*Stated exercise:*
Write the material out again, line by line, exactly as it is.

==== Excerpted data

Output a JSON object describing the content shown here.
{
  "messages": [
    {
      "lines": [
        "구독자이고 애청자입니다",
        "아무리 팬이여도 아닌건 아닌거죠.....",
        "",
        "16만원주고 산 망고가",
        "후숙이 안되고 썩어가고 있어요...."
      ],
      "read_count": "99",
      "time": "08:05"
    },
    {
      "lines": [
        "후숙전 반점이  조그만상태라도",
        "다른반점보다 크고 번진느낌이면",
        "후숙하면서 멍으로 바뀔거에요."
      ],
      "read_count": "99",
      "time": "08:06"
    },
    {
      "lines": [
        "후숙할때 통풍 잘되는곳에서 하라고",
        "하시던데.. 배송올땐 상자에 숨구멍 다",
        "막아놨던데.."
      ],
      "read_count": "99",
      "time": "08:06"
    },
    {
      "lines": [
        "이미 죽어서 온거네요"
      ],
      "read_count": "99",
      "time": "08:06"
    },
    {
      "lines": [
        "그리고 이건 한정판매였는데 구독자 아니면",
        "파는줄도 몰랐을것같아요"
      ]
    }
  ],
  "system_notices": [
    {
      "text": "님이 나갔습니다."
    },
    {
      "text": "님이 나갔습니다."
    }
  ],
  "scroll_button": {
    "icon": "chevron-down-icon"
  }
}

========

*Reply:*
Output a JSON object describing the content shown here.
{
  "messages": [
    {
      "lines": [
        "구독자이고 애청자입니다",
        "아무리 팬이여도 아닌건 아닌거죠.....",
        "",
        "16만원주고 산 망고가",
        "후숙이 안되고 썩어가고 있어요...."
      ],
      "read_count": "99",
      "time": "08:05"
    },
    {
      "lines": [
        "후숙전 반점이  조그만상태라도",
        "다른반점보다 크고 번진느낌이면",
        "후숙하면서 멍으로 바뀔거에요."
      ],
      "read_count": "99",
      "time": "08:06"
    },
    {
      "lines": [
        "후숙할때 통풍 잘되는곳에서 하라고",
        "하시던데.. 배송올땐 상자에 숨구멍 다",
        "막아놨던데.."
      ],
      "read_count": "99",
      "time": "08:06"
    },
    {
      "lines": [
        "이미 죽어서 온거네요"
      ],
      "read_count": "99",
      "time": "08:06"
    },
    {
      "lines": [
        "그리고 이건 한정판매였는데 구독자 아니면",
        "파는줄도 몰랐을것같아요"
      ]
    }
  ],
  "system_notices": [
    {
      "text": "님이 나갔습니다."
    },
    {
      "text": "님이 나갔습니다."
    }
  ],
  "scroll_button": {
    "icon": "chevron-down-icon"
  }
}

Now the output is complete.